#### Stated exercise
Reproduce all of the data below word for word, omitting the pictures.

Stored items

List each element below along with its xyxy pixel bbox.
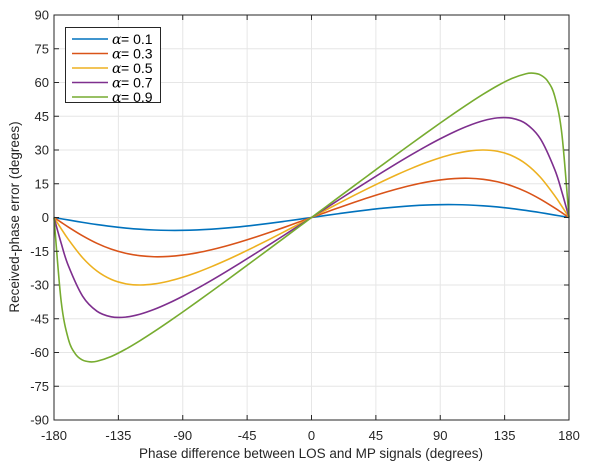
legend-alpha-symbol: α [112, 90, 122, 106]
y-tick-label: -30 [30, 278, 49, 293]
y-tick-label: -75 [30, 379, 49, 394]
y-tick-label: -60 [30, 345, 49, 360]
x-tick-label: -45 [238, 428, 257, 443]
y-tick-label: 75 [35, 41, 49, 56]
legend-alpha-symbol: α [112, 47, 122, 63]
legend: α = 0.1α = 0.3α = 0.5α = 0.7α = 0.9 [65, 27, 161, 106]
legend-label: = 0.9 [121, 89, 153, 105]
y-tick-label: -45 [30, 311, 49, 326]
x-tick-label: -135 [105, 428, 131, 443]
legend-box [65, 27, 161, 103]
series-lines [53, 72, 570, 363]
y-tick-label: -15 [30, 244, 49, 259]
legend-label: = 0.5 [121, 60, 153, 76]
legend-item: α = 0.3 [72, 46, 153, 63]
x-tick-label: -90 [173, 428, 192, 443]
x-tick-label: -180 [41, 428, 67, 443]
x-tick-labels: -180 -135 -90 -45 0 45 90 135 180 [41, 428, 580, 443]
x-tick-label: 45 [369, 428, 383, 443]
y-tick-label: 15 [35, 176, 49, 191]
legend-alpha-symbol: α [112, 76, 122, 92]
y-axis-label: Received-phase error (degrees) [7, 121, 22, 312]
ticks [53, 14, 570, 421]
x-tick-label: 0 [308, 428, 315, 443]
y-tick-label: 60 [35, 75, 49, 90]
y-tick-label: 30 [35, 143, 49, 158]
legend-label: = 0.3 [121, 46, 153, 62]
series-line-5 [53, 72, 570, 363]
legend-item: α = 0.1 [72, 31, 153, 48]
legend-item: α = 0.5 [72, 60, 153, 77]
legend-alpha-symbol: α [112, 32, 122, 48]
legend-item: α = 0.9 [72, 89, 153, 106]
y-tick-label: -90 [30, 413, 49, 428]
legend-label: = 0.7 [121, 75, 153, 91]
grid [53, 14, 570, 421]
y-tick-label: 0 [42, 210, 49, 225]
legend-alpha-symbol: α [112, 61, 122, 77]
y-tick-label: 90 [35, 8, 49, 23]
legend-label: = 0.1 [121, 31, 153, 47]
x-tick-label: 135 [494, 428, 516, 443]
x-tick-label: 90 [433, 428, 447, 443]
legend-item: α = 0.7 [72, 75, 153, 92]
y-tick-label: 45 [35, 109, 49, 124]
x-axis-label: Phase difference between LOS and MP sign… [139, 446, 483, 461]
y-tick-labels: 90 75 60 45 30 15 0 -15 -30 -45 -60 -75 -90 [30, 8, 49, 428]
x-tick-label: 180 [558, 428, 580, 443]
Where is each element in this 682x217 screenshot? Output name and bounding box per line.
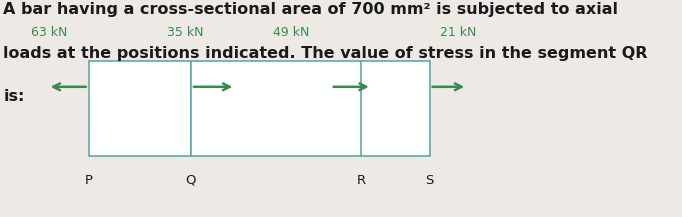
Text: 35 kN: 35 kN <box>167 26 204 39</box>
Text: 63 kN: 63 kN <box>31 26 67 39</box>
Text: 21 kN: 21 kN <box>440 26 476 39</box>
Bar <box>89 61 191 156</box>
Text: A bar having a cross-sectional area of 700 mm² is subjected to axial: A bar having a cross-sectional area of 7… <box>3 2 619 17</box>
Text: 49 kN: 49 kN <box>273 26 309 39</box>
Text: Q: Q <box>186 174 196 187</box>
Text: R: R <box>357 174 366 187</box>
Text: S: S <box>426 174 434 187</box>
Text: loads at the positions indicated. The value of stress in the segment QR: loads at the positions indicated. The va… <box>3 46 648 61</box>
Text: is:: is: <box>3 89 25 104</box>
Bar <box>191 61 430 156</box>
Text: P: P <box>85 174 93 187</box>
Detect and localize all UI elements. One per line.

#### Response
List each element below along with its xyxy pixel bbox.
legend-alpha-symbol: α [112, 90, 122, 106]
y-tick-label: -30 [30, 278, 49, 293]
y-tick-label: -75 [30, 379, 49, 394]
y-tick-label: -60 [30, 345, 49, 360]
x-tick-label: -45 [238, 428, 257, 443]
y-tick-label: 75 [35, 41, 49, 56]
legend-alpha-symbol: α [112, 47, 122, 63]
legend: α = 0.1α = 0.3α = 0.5α = 0.7α = 0.9 [65, 27, 161, 106]
legend-label: = 0.9 [121, 89, 153, 105]
y-tick-label: -45 [30, 311, 49, 326]
x-tick-label: -135 [105, 428, 131, 443]
legend-box [65, 27, 161, 103]
series-lines [53, 72, 570, 363]
y-tick-label: -15 [30, 244, 49, 259]
legend-label: = 0.5 [121, 60, 153, 76]
legend-item: α = 0.3 [72, 46, 153, 63]
x-tick-label: -90 [173, 428, 192, 443]
x-tick-label: -180 [41, 428, 67, 443]
x-tick-labels: -180 -135 -90 -45 0 45 90 135 180 [41, 428, 580, 443]
x-tick-label: 45 [369, 428, 383, 443]
y-tick-label: 15 [35, 176, 49, 191]
legend-alpha-symbol: α [112, 76, 122, 92]
y-axis-label: Received-phase error (degrees) [7, 121, 22, 312]
ticks [53, 14, 570, 421]
x-tick-label: 0 [308, 428, 315, 443]
y-tick-label: 60 [35, 75, 49, 90]
y-tick-label: 30 [35, 143, 49, 158]
legend-label: = 0.3 [121, 46, 153, 62]
series-line-5 [53, 72, 570, 363]
legend-item: α = 0.1 [72, 31, 153, 48]
legend-item: α = 0.5 [72, 60, 153, 77]
legend-alpha-symbol: α [112, 32, 122, 48]
legend-item: α = 0.9 [72, 89, 153, 106]
y-tick-label: -90 [30, 413, 49, 428]
legend-label: = 0.7 [121, 75, 153, 91]
grid [53, 14, 570, 421]
y-tick-label: 0 [42, 210, 49, 225]
legend-alpha-symbol: α [112, 61, 122, 77]
y-tick-label: 90 [35, 8, 49, 23]
legend-label: = 0.1 [121, 31, 153, 47]
x-tick-label: 135 [494, 428, 516, 443]
x-tick-label: 90 [433, 428, 447, 443]
legend-item: α = 0.7 [72, 75, 153, 92]
y-tick-label: 45 [35, 109, 49, 124]
x-axis-label: Phase difference between LOS and MP sign… [139, 446, 483, 461]
y-tick-labels: 90 75 60 45 30 15 0 -15 -30 -45 -60 -75 -90 [30, 8, 49, 428]
x-tick-label: 180 [558, 428, 580, 443]
Where is each element in this 682x217 screenshot? Output name and bounding box per line.
Text: 35 kN: 35 kN <box>167 26 204 39</box>
Text: 63 kN: 63 kN <box>31 26 67 39</box>
Text: 21 kN: 21 kN <box>440 26 476 39</box>
Bar <box>89 61 191 156</box>
Text: A bar having a cross-sectional area of 700 mm² is subjected to axial: A bar having a cross-sectional area of 7… <box>3 2 619 17</box>
Text: 49 kN: 49 kN <box>273 26 309 39</box>
Text: Q: Q <box>186 174 196 187</box>
Text: R: R <box>357 174 366 187</box>
Text: S: S <box>426 174 434 187</box>
Text: loads at the positions indicated. The value of stress in the segment QR: loads at the positions indicated. The va… <box>3 46 648 61</box>
Text: is:: is: <box>3 89 25 104</box>
Bar <box>191 61 430 156</box>
Text: P: P <box>85 174 93 187</box>
Detect and localize all UI elements. One per line.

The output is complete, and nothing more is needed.